Materials provided:
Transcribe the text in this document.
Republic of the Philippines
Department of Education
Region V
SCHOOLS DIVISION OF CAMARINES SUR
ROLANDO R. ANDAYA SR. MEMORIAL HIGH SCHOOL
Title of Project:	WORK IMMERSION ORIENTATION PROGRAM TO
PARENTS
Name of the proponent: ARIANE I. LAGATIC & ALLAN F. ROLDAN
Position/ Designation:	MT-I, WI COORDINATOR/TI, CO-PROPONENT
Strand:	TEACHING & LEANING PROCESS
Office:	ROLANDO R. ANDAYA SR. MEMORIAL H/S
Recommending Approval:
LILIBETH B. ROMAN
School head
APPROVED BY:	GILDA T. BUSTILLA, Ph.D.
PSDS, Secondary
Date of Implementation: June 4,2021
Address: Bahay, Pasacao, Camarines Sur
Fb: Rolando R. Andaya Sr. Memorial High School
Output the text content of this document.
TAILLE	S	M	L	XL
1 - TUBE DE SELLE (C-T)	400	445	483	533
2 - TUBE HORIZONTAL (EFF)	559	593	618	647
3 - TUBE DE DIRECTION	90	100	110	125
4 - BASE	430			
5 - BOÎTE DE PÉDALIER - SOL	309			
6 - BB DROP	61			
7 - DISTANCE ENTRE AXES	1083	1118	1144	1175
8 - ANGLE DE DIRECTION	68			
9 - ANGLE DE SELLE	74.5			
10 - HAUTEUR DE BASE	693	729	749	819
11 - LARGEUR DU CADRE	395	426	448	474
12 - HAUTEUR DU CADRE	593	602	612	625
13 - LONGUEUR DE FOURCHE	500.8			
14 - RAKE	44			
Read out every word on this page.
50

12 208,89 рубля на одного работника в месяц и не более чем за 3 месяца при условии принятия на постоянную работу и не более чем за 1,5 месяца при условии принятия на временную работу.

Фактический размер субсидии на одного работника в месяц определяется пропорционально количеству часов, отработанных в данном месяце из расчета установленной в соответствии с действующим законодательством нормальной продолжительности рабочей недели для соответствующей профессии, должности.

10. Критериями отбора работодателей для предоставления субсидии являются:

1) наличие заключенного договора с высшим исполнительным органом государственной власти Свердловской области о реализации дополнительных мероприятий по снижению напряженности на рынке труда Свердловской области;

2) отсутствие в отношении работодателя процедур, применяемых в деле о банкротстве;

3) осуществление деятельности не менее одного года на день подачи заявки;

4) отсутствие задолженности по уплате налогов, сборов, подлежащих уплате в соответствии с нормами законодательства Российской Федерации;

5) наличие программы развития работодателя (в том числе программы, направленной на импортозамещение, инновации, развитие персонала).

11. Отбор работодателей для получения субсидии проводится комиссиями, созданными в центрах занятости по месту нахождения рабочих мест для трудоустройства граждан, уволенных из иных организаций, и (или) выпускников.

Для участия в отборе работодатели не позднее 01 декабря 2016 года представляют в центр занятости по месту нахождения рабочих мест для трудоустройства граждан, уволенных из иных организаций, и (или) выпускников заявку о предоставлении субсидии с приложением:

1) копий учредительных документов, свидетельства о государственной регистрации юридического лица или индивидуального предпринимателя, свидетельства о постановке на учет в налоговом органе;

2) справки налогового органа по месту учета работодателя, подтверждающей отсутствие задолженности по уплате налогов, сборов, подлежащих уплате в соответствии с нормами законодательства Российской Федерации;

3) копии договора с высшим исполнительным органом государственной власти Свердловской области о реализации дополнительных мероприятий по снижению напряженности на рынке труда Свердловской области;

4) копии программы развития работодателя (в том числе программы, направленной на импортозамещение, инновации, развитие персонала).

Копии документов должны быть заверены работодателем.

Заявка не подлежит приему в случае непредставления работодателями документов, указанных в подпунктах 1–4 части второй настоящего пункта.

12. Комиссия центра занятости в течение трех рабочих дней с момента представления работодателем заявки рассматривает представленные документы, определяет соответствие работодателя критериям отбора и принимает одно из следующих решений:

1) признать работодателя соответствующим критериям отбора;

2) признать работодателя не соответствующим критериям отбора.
...
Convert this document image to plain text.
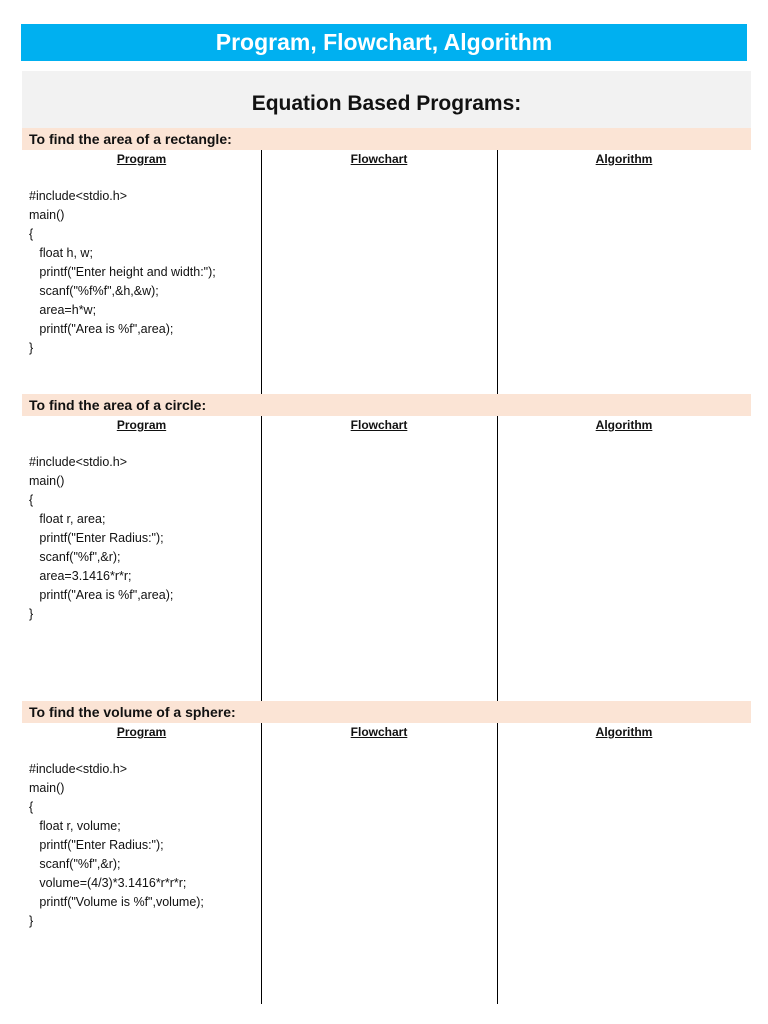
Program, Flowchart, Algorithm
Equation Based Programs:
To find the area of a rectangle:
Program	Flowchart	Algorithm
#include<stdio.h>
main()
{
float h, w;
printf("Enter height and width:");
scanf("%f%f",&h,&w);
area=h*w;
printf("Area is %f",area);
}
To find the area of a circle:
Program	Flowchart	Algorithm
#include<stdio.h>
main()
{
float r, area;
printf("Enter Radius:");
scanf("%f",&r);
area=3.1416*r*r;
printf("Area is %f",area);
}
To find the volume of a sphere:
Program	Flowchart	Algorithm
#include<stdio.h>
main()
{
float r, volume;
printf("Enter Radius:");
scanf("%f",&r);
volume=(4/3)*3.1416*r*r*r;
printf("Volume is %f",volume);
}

Task to complete:
Examine the records and pull out every line where the string "text" occurs.

Answer to the exercise:
Transcribe the text in this document.
Output the text content of this document.
Convert this document image to plain text.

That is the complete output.